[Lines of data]

start

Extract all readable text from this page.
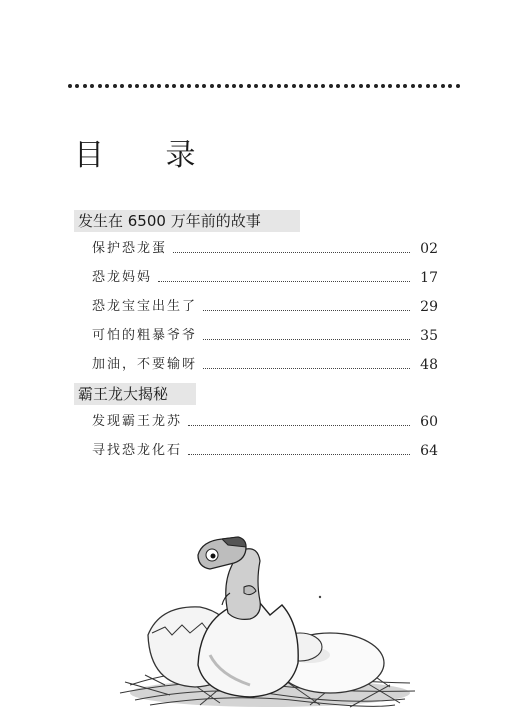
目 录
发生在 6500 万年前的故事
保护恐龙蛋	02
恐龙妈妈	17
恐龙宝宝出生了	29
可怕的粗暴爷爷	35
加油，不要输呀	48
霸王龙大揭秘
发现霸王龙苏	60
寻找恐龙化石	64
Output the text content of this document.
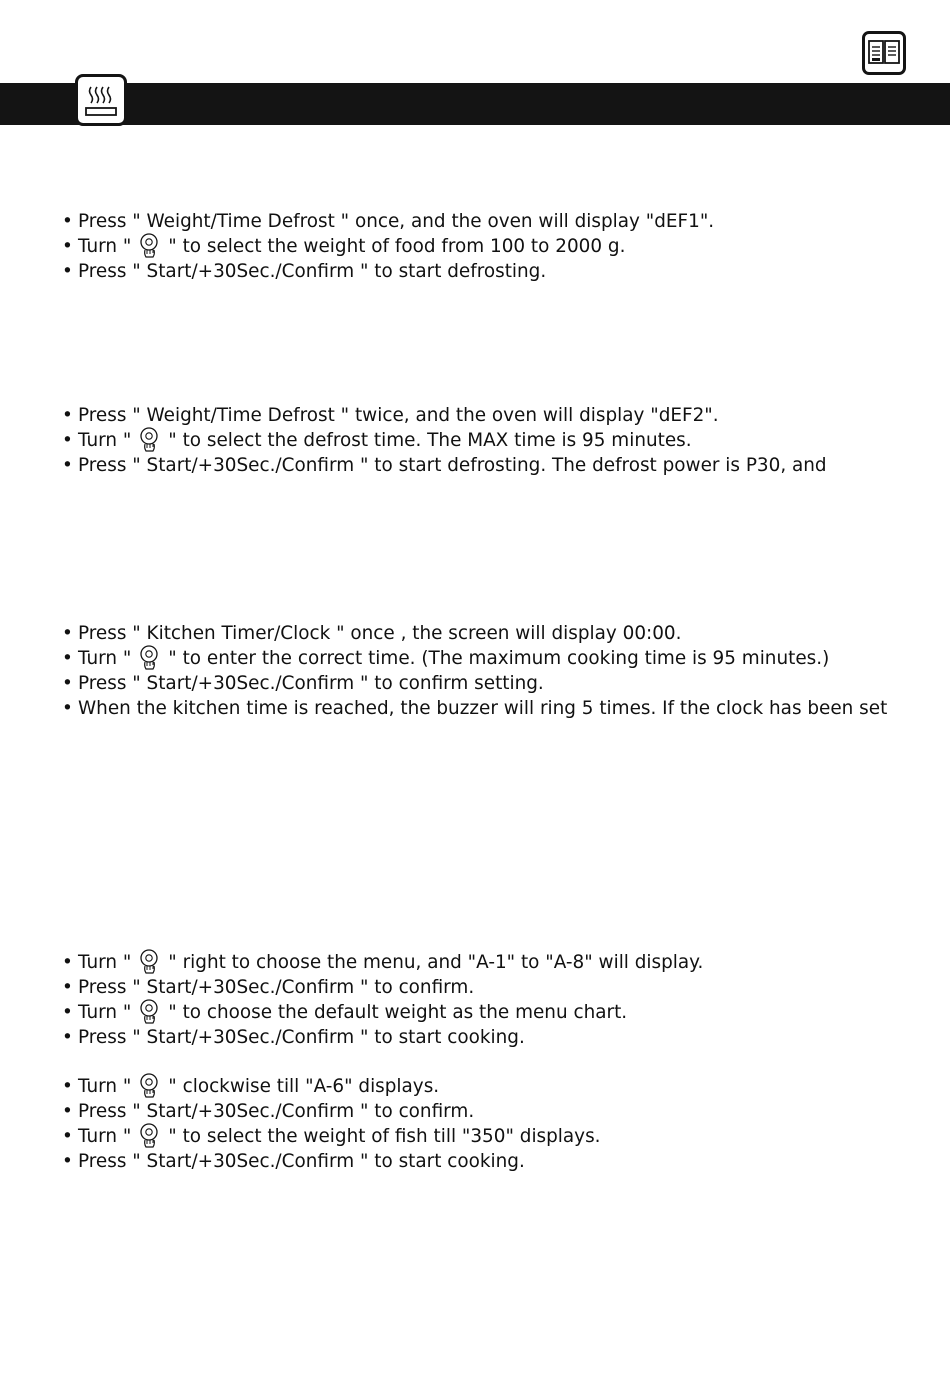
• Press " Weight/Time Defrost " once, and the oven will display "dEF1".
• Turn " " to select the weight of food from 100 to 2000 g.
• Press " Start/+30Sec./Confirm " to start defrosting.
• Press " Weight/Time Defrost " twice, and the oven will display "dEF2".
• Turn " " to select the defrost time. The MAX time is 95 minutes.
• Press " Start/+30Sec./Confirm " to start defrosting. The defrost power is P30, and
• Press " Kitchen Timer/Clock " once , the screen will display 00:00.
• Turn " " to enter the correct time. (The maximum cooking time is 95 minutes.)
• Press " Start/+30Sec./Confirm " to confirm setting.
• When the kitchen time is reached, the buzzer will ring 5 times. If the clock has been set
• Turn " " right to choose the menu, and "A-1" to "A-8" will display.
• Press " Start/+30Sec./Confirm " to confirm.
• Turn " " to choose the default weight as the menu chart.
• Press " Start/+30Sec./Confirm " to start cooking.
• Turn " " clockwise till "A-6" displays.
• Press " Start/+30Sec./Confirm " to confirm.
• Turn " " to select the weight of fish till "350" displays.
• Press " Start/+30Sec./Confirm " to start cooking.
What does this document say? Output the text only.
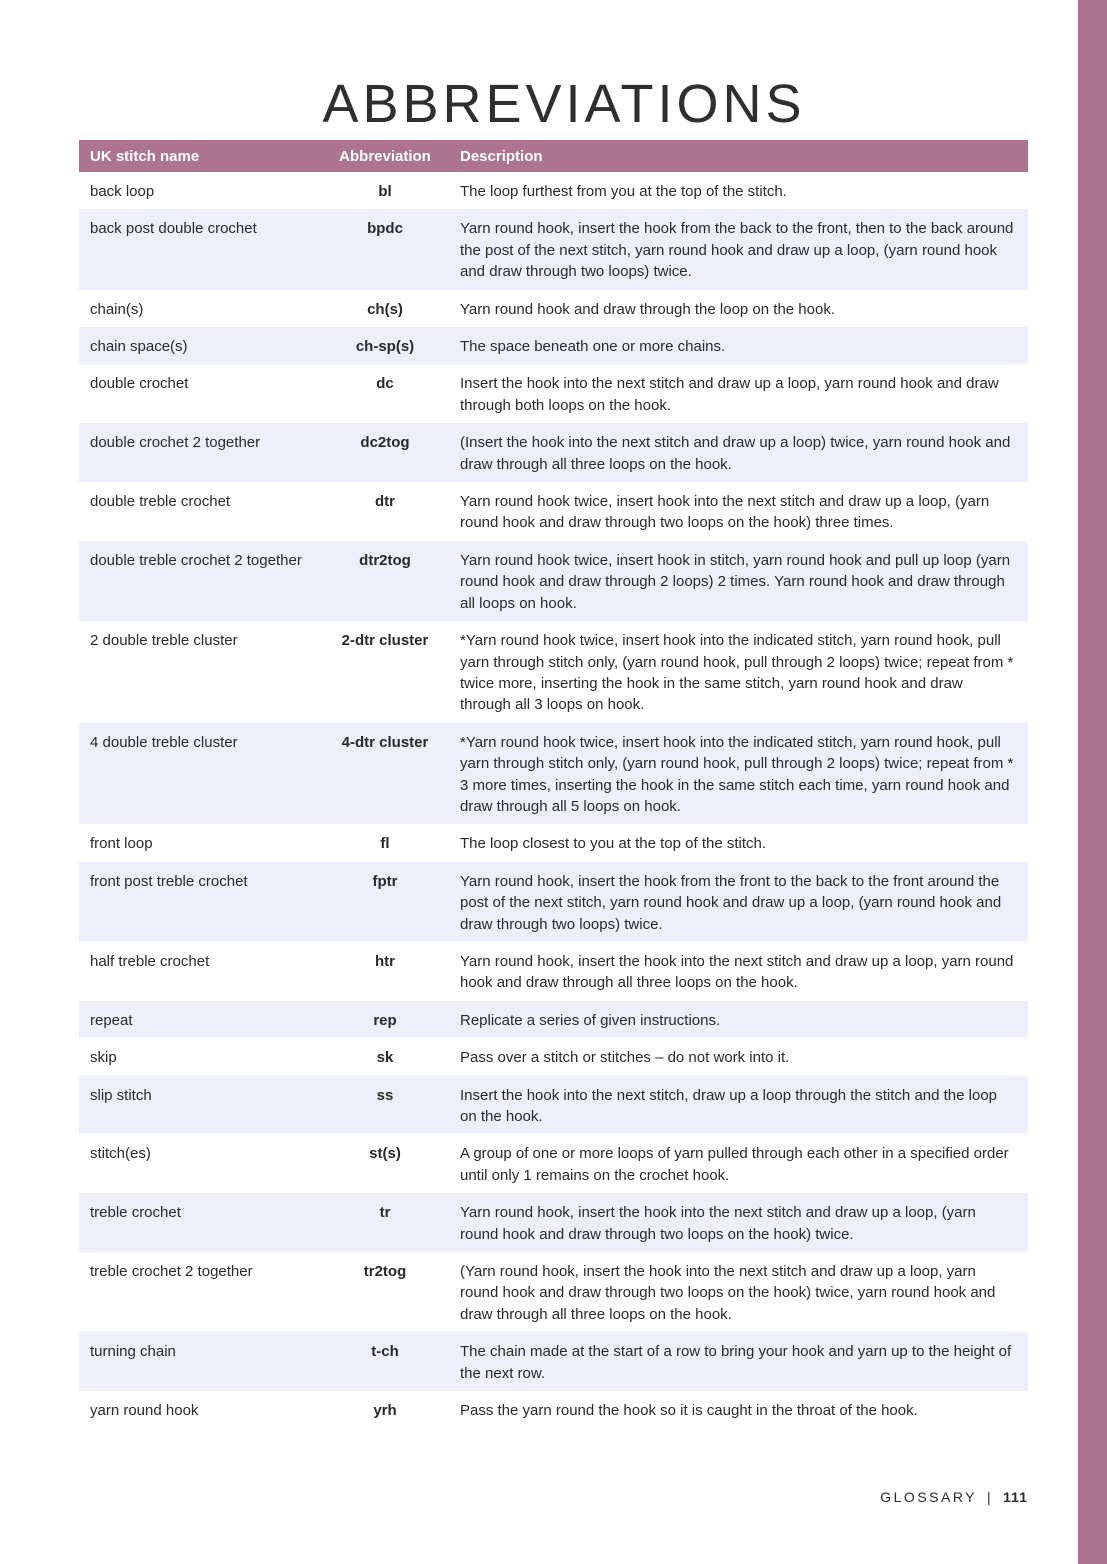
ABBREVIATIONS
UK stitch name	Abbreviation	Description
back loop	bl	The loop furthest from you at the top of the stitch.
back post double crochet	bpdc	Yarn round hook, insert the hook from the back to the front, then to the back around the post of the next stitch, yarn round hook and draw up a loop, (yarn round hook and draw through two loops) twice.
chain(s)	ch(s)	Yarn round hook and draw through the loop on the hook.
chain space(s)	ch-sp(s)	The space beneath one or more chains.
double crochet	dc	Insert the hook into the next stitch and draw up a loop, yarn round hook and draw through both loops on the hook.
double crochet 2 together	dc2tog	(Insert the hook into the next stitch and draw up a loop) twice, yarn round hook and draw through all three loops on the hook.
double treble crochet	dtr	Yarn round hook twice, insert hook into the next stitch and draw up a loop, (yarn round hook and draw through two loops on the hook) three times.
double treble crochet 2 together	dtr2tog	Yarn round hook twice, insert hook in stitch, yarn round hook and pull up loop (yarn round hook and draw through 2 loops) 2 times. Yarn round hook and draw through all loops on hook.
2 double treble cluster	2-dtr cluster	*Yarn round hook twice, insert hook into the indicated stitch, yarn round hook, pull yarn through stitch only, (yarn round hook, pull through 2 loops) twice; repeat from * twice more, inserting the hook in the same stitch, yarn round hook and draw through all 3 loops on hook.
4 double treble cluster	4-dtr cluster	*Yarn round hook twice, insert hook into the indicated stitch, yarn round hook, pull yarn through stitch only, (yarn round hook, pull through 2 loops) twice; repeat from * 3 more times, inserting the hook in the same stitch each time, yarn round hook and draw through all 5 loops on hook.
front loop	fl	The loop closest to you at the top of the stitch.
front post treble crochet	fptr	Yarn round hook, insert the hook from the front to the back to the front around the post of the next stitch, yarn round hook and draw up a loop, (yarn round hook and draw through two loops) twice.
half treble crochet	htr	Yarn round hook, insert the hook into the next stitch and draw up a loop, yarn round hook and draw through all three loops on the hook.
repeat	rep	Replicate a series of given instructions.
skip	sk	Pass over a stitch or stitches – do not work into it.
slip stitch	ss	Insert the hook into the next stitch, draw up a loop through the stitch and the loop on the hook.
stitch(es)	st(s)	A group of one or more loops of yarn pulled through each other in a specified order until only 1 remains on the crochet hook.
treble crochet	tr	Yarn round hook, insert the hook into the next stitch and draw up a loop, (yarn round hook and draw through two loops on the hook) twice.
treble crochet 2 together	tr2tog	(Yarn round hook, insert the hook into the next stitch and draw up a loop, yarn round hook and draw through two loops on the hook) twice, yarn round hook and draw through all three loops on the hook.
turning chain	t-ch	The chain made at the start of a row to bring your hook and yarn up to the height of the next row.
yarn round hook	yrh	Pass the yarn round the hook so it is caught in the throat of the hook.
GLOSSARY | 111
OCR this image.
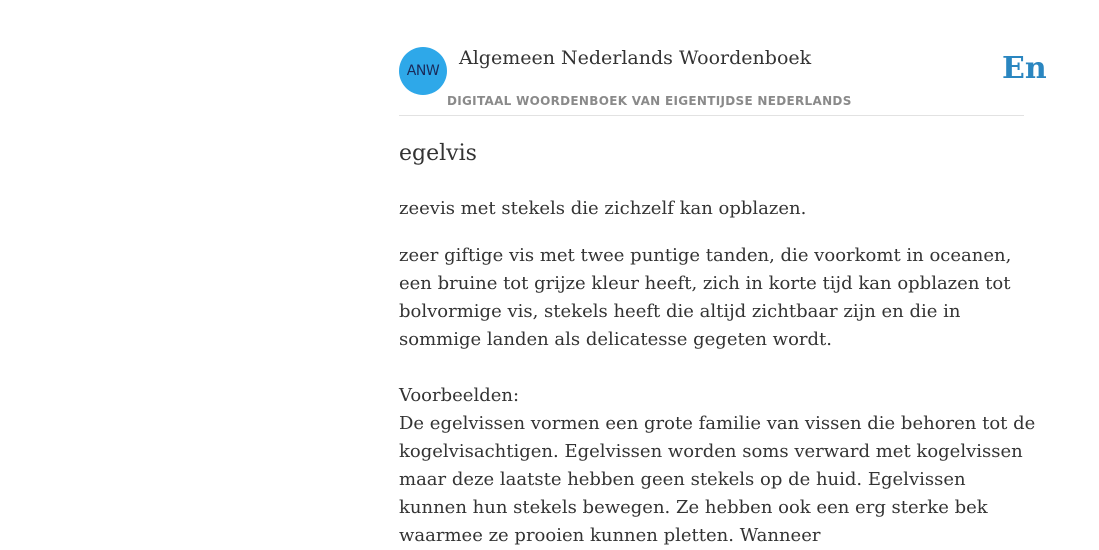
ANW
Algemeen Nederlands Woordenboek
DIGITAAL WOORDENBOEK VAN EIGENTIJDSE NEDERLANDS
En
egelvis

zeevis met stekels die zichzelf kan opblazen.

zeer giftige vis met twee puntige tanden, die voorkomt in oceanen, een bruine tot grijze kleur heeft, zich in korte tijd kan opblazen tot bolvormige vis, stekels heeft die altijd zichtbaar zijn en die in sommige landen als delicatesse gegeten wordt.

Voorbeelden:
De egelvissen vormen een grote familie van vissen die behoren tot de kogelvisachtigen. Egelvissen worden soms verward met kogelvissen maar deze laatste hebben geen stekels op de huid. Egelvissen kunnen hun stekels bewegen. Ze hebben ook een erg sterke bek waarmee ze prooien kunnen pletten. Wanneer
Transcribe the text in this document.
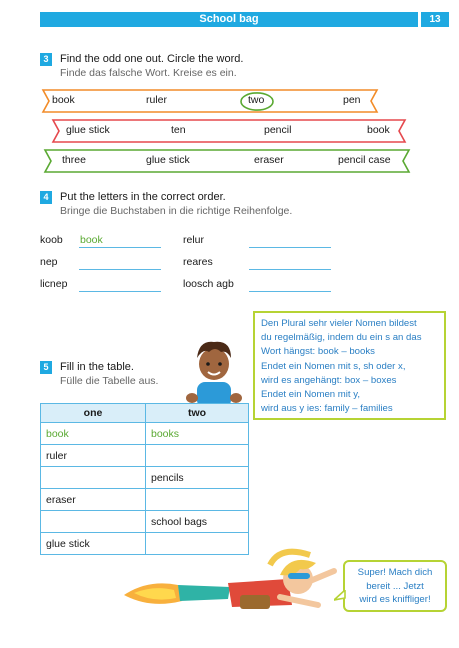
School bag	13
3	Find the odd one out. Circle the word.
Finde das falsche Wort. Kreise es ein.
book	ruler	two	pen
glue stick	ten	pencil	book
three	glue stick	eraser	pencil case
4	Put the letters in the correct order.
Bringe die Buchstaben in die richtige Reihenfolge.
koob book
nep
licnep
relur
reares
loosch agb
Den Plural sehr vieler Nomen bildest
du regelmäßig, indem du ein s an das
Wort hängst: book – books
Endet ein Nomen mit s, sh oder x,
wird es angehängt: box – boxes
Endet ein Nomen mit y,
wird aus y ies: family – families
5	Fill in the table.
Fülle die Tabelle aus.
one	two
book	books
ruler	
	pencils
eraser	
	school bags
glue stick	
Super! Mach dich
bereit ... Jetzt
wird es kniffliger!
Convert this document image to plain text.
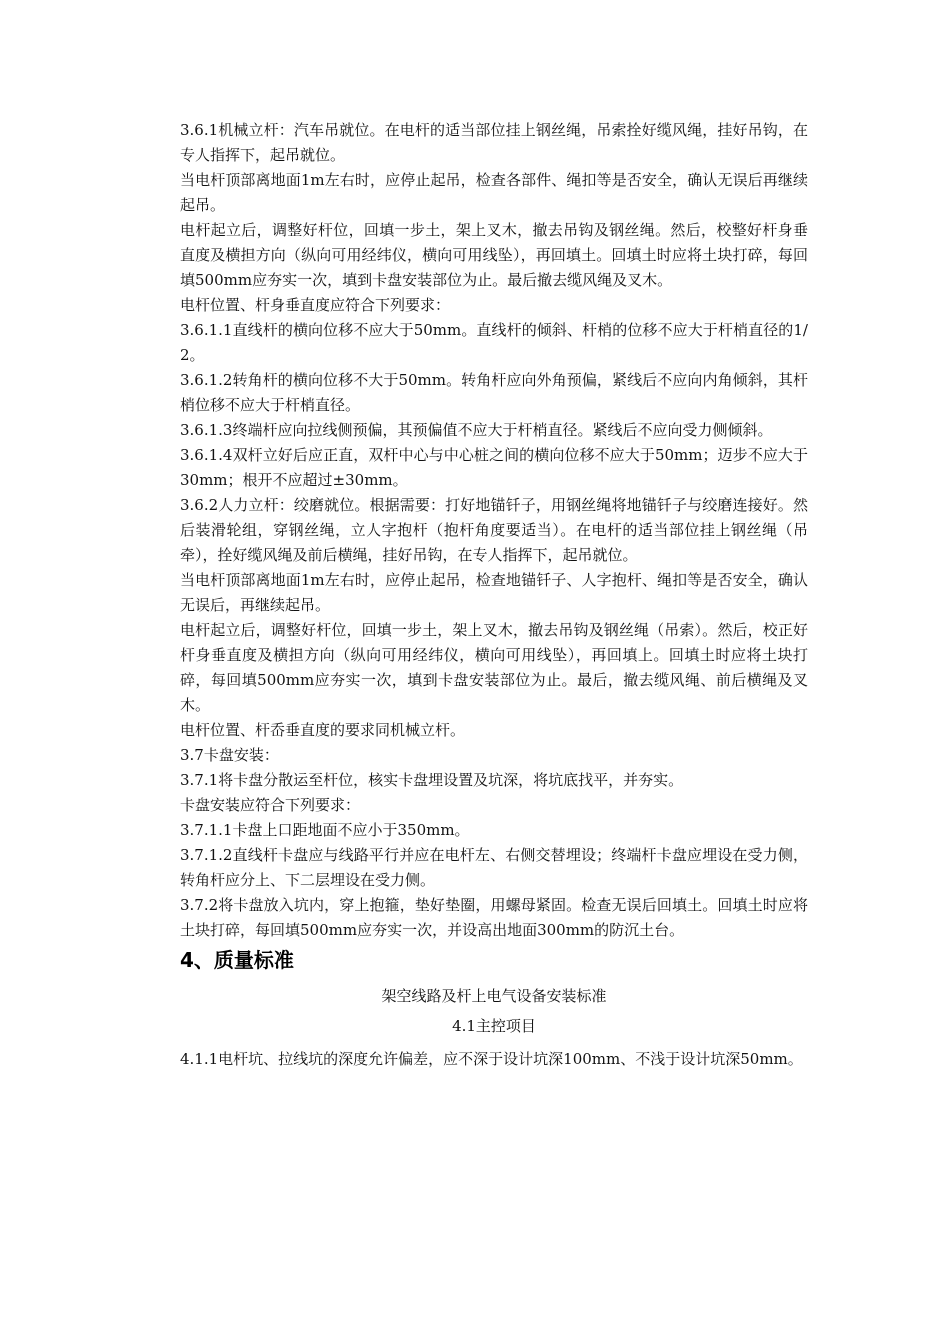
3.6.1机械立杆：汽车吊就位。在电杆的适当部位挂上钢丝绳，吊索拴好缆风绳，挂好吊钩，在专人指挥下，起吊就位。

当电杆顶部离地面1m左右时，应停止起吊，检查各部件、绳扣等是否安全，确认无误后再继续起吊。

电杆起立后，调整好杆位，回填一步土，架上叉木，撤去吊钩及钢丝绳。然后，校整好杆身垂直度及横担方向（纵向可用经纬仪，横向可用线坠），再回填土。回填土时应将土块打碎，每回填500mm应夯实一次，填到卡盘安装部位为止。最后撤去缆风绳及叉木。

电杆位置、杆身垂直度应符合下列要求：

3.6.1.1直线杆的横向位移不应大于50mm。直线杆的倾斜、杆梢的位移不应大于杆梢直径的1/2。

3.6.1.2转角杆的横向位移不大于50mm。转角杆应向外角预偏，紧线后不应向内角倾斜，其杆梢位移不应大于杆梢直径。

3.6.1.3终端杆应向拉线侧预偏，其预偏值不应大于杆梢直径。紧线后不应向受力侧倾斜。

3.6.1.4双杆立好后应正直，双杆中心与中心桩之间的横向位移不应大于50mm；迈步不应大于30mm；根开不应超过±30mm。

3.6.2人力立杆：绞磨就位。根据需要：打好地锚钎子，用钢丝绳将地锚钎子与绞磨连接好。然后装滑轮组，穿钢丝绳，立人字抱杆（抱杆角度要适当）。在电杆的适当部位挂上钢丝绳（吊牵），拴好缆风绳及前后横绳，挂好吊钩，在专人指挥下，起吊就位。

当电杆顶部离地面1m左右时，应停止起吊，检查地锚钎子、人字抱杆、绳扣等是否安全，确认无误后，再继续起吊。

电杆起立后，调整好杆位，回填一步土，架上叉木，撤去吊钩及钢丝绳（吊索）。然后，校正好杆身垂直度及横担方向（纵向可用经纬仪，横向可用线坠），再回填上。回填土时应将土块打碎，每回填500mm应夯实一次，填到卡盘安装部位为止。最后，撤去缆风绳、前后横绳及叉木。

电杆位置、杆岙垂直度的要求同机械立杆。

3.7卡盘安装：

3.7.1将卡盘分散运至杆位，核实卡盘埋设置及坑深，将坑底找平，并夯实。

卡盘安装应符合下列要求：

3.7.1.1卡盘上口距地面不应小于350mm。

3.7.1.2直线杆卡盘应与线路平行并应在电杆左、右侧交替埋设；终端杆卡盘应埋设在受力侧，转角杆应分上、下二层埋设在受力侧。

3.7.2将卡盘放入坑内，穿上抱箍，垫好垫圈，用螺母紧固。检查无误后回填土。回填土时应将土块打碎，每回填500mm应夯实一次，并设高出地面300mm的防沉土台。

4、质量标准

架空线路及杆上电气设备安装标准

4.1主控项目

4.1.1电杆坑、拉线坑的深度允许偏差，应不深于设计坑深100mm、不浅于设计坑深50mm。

end

Work to complete:
Find each line holding "choose". Copy it out.

Result:
• Turn " " right to choose the menu, and "A-1" to "A-8" will display.
• Turn " " to choose the default weight as the menu chart.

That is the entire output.